Stated goal
Every record must be repeated exactly; omit any pictures they contain.

———

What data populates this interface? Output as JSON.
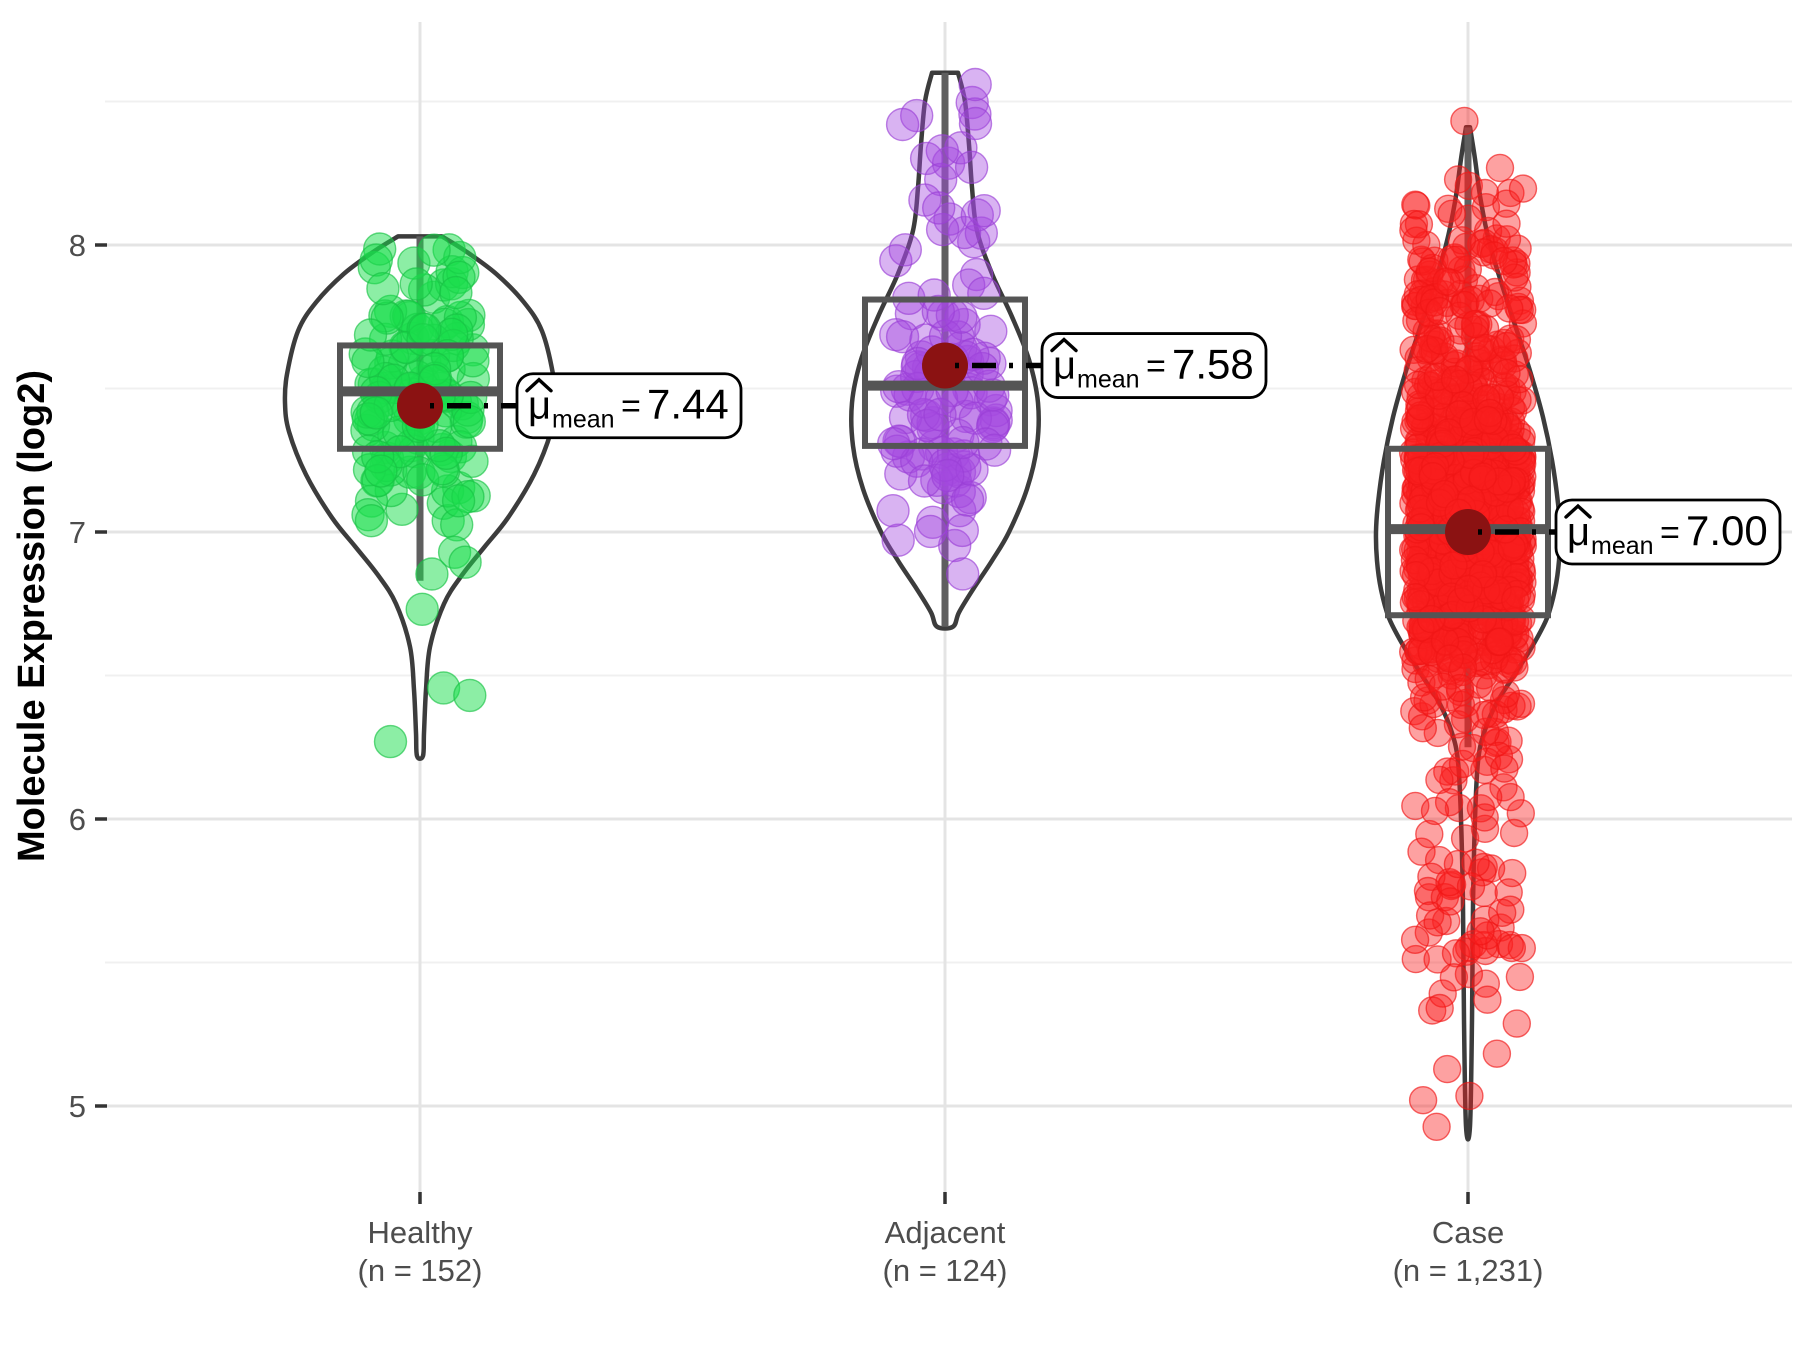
{
  "chart_data": {
    "type": "violin",
    "title": "",
    "ylabel": "Molecule Expression (log2)",
    "y_ticks": [
      8,
      7,
      6,
      5
    ],
    "y_minor_ticks": [
      8.5,
      7.5,
      6.5,
      5.5
    ],
    "ylim": [
      4.72,
      8.85
    ],
    "categories": [
      "Healthy",
      "Adjacent",
      "Case"
    ],
    "legend": "none",
    "grid": "major+minor",
    "groups": [
      {
        "id": "healthy",
        "tick_label_line1": "Healthy",
        "tick_label_line2": "(n = 152)",
        "n": 152,
        "mean": 7.44,
        "callout": {
          "mu": "μ",
          "hat": "^",
          "sub": "mean",
          "eq": "=",
          "value": "7.44"
        },
        "box": {
          "q1": 7.29,
          "median": 7.49,
          "q3": 7.65,
          "whisker_low": 6.83,
          "whisker_high": 8.03
        },
        "range": {
          "min": 6.22,
          "max": 8.03
        },
        "point_color": "#19DE4B",
        "point_stroke": "#17C243",
        "violin_profile": [
          [
            8.03,
            22
          ],
          [
            7.98,
            45
          ],
          [
            7.9,
            76
          ],
          [
            7.8,
            104
          ],
          [
            7.7,
            122
          ],
          [
            7.55,
            133
          ],
          [
            7.45,
            135
          ],
          [
            7.35,
            131
          ],
          [
            7.2,
            114
          ],
          [
            7.05,
            88
          ],
          [
            6.95,
            65
          ],
          [
            6.85,
            42
          ],
          [
            6.75,
            24
          ],
          [
            6.6,
            10
          ],
          [
            6.45,
            6
          ],
          [
            6.3,
            4
          ],
          [
            6.22,
            3
          ]
        ],
        "scatter_hint": {
          "seed": 7,
          "radius": 16,
          "fill_opacity": 0.5,
          "jitter": 55,
          "mix": [
            {
              "w": 0.94,
              "mu": 7.48,
              "sd": 0.25
            },
            {
              "w": 0.06,
              "mu": 6.65,
              "sd": 0.25
            }
          ]
        }
      },
      {
        "id": "adjacent",
        "tick_label_line1": "Adjacent",
        "tick_label_line2": "(n = 124)",
        "n": 124,
        "mean": 7.58,
        "callout": {
          "mu": "μ",
          "hat": "^",
          "sub": "mean",
          "eq": "=",
          "value": "7.58"
        },
        "box": {
          "q1": 7.3,
          "median": 7.51,
          "q3": 7.81,
          "whisker_low": 6.67,
          "whisker_high": 8.6
        },
        "range": {
          "min": 6.65,
          "max": 8.62
        },
        "point_color": "#A54BE1",
        "point_stroke": "#9A3FD6",
        "violin_profile": [
          [
            8.6,
            13
          ],
          [
            8.5,
            20
          ],
          [
            8.35,
            24
          ],
          [
            8.2,
            27
          ],
          [
            8.05,
            32
          ],
          [
            7.9,
            47
          ],
          [
            7.75,
            67
          ],
          [
            7.6,
            84
          ],
          [
            7.45,
            93
          ],
          [
            7.3,
            92
          ],
          [
            7.15,
            82
          ],
          [
            7.0,
            64
          ],
          [
            6.9,
            47
          ],
          [
            6.8,
            28
          ],
          [
            6.72,
            14
          ],
          [
            6.67,
            8
          ]
        ],
        "scatter_hint": {
          "seed": 11,
          "radius": 16,
          "fill_opacity": 0.42,
          "jitter": 52,
          "mix": [
            {
              "w": 0.86,
              "mu": 7.46,
              "sd": 0.27
            },
            {
              "w": 0.14,
              "mu": 8.3,
              "sd": 0.18
            }
          ]
        }
      },
      {
        "id": "case",
        "tick_label_line1": "Case",
        "tick_label_line2": "(n = 1,231)",
        "n": 1231,
        "mean": 7.0,
        "callout": {
          "mu": "μ",
          "hat": "^",
          "sub": "mean",
          "eq": "=",
          "value": "7.00"
        },
        "box": {
          "q1": 6.71,
          "median": 7.01,
          "q3": 7.29,
          "whisker_low": 6.25,
          "whisker_high": 8.41
        },
        "range": {
          "min": 4.9,
          "max": 8.45
        },
        "point_color": "#FA1E1E",
        "point_stroke": "#EF1515",
        "violin_profile": [
          [
            8.41,
            2
          ],
          [
            8.3,
            7
          ],
          [
            8.15,
            13
          ],
          [
            8.0,
            22
          ],
          [
            7.85,
            35
          ],
          [
            7.7,
            49
          ],
          [
            7.55,
            63
          ],
          [
            7.4,
            75
          ],
          [
            7.25,
            84
          ],
          [
            7.1,
            90
          ],
          [
            7.0,
            92
          ],
          [
            6.9,
            91
          ],
          [
            6.8,
            87
          ],
          [
            6.7,
            79
          ],
          [
            6.6,
            64
          ],
          [
            6.5,
            46
          ],
          [
            6.4,
            28
          ],
          [
            6.3,
            16
          ],
          [
            6.2,
            10
          ],
          [
            6.0,
            7
          ],
          [
            5.7,
            5
          ],
          [
            5.3,
            4
          ],
          [
            4.93,
            2
          ]
        ],
        "scatter_hint": {
          "seed": 13,
          "radius": 13.5,
          "fill_opacity": 0.42,
          "jitter": 55,
          "mix": [
            {
              "w": 0.8,
              "mu": 7.0,
              "sd": 0.28
            },
            {
              "w": 0.13,
              "mu": 7.75,
              "sd": 0.28
            },
            {
              "w": 0.07,
              "mu": 5.92,
              "sd": 0.46
            }
          ]
        }
      }
    ],
    "mean_point_color": "#8B1212",
    "violin_stroke": "#3C3C3C",
    "box_stroke": "#555555",
    "stem_stroke": "#5F5F5F",
    "grid_major_color": "#E4E4E4",
    "grid_minor_color": "#F0F0F0",
    "axis_text_color": "#4D4D4D",
    "tick_mark_color": "#333333",
    "callout_bg": "#FFFFFF",
    "callout_border": "#000000"
  }
}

———

Full answer
What data populates this interface? Output as JSON.
{
  "chart_data": {
    "type": "violin",
    "title": "",
    "ylabel": "Molecule Expression (log2)",
    "y_ticks": [
      8,
      7,
      6,
      5
    ],
    "y_minor_ticks": [
      8.5,
      7.5,
      6.5,
      5.5
    ],
    "ylim": [
      4.72,
      8.85
    ],
    "categories": [
      "Healthy",
      "Adjacent",
      "Case"
    ],
    "legend": "none",
    "grid": "major+minor",
    "groups": [
      {
        "id": "healthy",
        "tick_label_line1": "Healthy",
        "tick_label_line2": "(n = 152)",
        "n": 152,
        "mean": 7.44,
        "callout": {
          "mu": "μ",
          "hat": "^",
          "sub": "mean",
          "eq": "=",
          "value": "7.44"
        },
        "box": {
          "q1": 7.29,
          "median": 7.49,
          "q3": 7.65,
          "whisker_low": 6.83,
          "whisker_high": 8.03
        },
        "range": {
          "min": 6.22,
          "max": 8.03
        },
        "point_color": "#19DE4B",
        "point_stroke": "#17C243",
        "violin_profile": [
          [
            8.03,
            22
          ],
          [
            7.98,
            45
          ],
          [
            7.9,
            76
          ],
          [
            7.8,
            104
          ],
          [
            7.7,
            122
          ],
          [
            7.55,
            133
          ],
          [
            7.45,
            135
          ],
          [
            7.35,
            131
          ],
          [
            7.2,
            114
          ],
          [
            7.05,
            88
          ],
          [
            6.95,
            65
          ],
          [
            6.85,
            42
          ],
          [
            6.75,
            24
          ],
          [
            6.6,
            10
          ],
          [
            6.45,
            6
          ],
          [
            6.3,
            4
          ],
          [
            6.22,
            3
          ]
        ],
        "scatter_hint": {
          "seed": 7,
          "radius": 16,
          "fill_opacity": 0.5,
          "jitter": 55,
          "mix": [
            {
              "w": 0.94,
              "mu": 7.48,
              "sd": 0.25
            },
            {
              "w": 0.06,
              "mu": 6.65,
              "sd": 0.25
            }
          ]
        }
      },
      {
        "id": "adjacent",
        "tick_label_line1": "Adjacent",
        "tick_label_line2": "(n = 124)",
        "n": 124,
        "mean": 7.58,
        "callout": {
          "mu": "μ",
          "hat": "^",
          "sub": "mean",
          "eq": "=",
          "value": "7.58"
        },
        "box": {
          "q1": 7.3,
          "median": 7.51,
          "q3": 7.81,
          "whisker_low": 6.67,
          "whisker_high": 8.6
        },
        "range": {
          "min": 6.65,
          "max": 8.62
        },
        "point_color": "#A54BE1",
        "point_stroke": "#9A3FD6",
        "violin_profile": [
          [
            8.6,
            13
          ],
          [
            8.5,
            20
          ],
          [
            8.35,
            24
          ],
          [
            8.2,
            27
          ],
          [
            8.05,
            32
          ],
          [
            7.9,
            47
          ],
          [
            7.75,
            67
          ],
          [
            7.6,
            84
          ],
          [
            7.45,
            93
          ],
          [
            7.3,
            92
          ],
          [
            7.15,
            82
          ],
          [
            7.0,
            64
          ],
          [
            6.9,
            47
          ],
          [
            6.8,
            28
          ],
          [
            6.72,
            14
          ],
          [
            6.67,
            8
          ]
        ],
        "scatter_hint": {
          "seed": 11,
          "radius": 16,
          "fill_opacity": 0.42,
          "jitter": 52,
          "mix": [
            {
              "w": 0.86,
              "mu": 7.46,
              "sd": 0.27
            },
            {
              "w": 0.14,
              "mu": 8.3,
              "sd": 0.18
            }
          ]
        }
      },
      {
        "id": "case",
        "tick_label_line1": "Case",
        "tick_label_line2": "(n = 1,231)",
        "n": 1231,
        "mean": 7.0,
        "callout": {
          "mu": "μ",
          "hat": "^",
          "sub": "mean",
          "eq": "=",
          "value": "7.00"
        },
        "box": {
          "q1": 6.71,
          "median": 7.01,
          "q3": 7.29,
          "whisker_low": 6.25,
          "whisker_high": 8.41
        },
        "range": {
          "min": 4.9,
          "max": 8.45
        },
        "point_color": "#FA1E1E",
        "point_stroke": "#EF1515",
        "violin_profile": [
          [
            8.41,
            2
          ],
          [
            8.3,
            7
          ],
          [
            8.15,
            13
          ],
          [
            8.0,
            22
          ],
          [
            7.85,
            35
          ],
          [
            7.7,
            49
          ],
          [
            7.55,
            63
          ],
          [
            7.4,
            75
          ],
          [
            7.25,
            84
          ],
          [
            7.1,
            90
          ],
          [
            7.0,
            92
          ],
          [
            6.9,
            91
          ],
          [
            6.8,
            87
          ],
          [
            6.7,
            79
          ],
          [
            6.6,
            64
          ],
          [
            6.5,
            46
          ],
          [
            6.4,
            28
          ],
          [
            6.3,
            16
          ],
          [
            6.2,
            10
          ],
          [
            6.0,
            7
          ],
          [
            5.7,
            5
          ],
          [
            5.3,
            4
          ],
          [
            4.93,
            2
          ]
        ],
        "scatter_hint": {
          "seed": 13,
          "radius": 13.5,
          "fill_opacity": 0.42,
          "jitter": 55,
          "mix": [
            {
              "w": 0.8,
              "mu": 7.0,
              "sd": 0.28
            },
            {
              "w": 0.13,
              "mu": 7.75,
              "sd": 0.28
            },
            {
              "w": 0.07,
              "mu": 5.92,
              "sd": 0.46
            }
          ]
        }
      }
    ],
    "mean_point_color": "#8B1212",
    "violin_stroke": "#3C3C3C",
    "box_stroke": "#555555",
    "stem_stroke": "#5F5F5F",
    "grid_major_color": "#E4E4E4",
    "grid_minor_color": "#F0F0F0",
    "axis_text_color": "#4D4D4D",
    "tick_mark_color": "#333333",
    "callout_bg": "#FFFFFF",
    "callout_border": "#000000"
  }
}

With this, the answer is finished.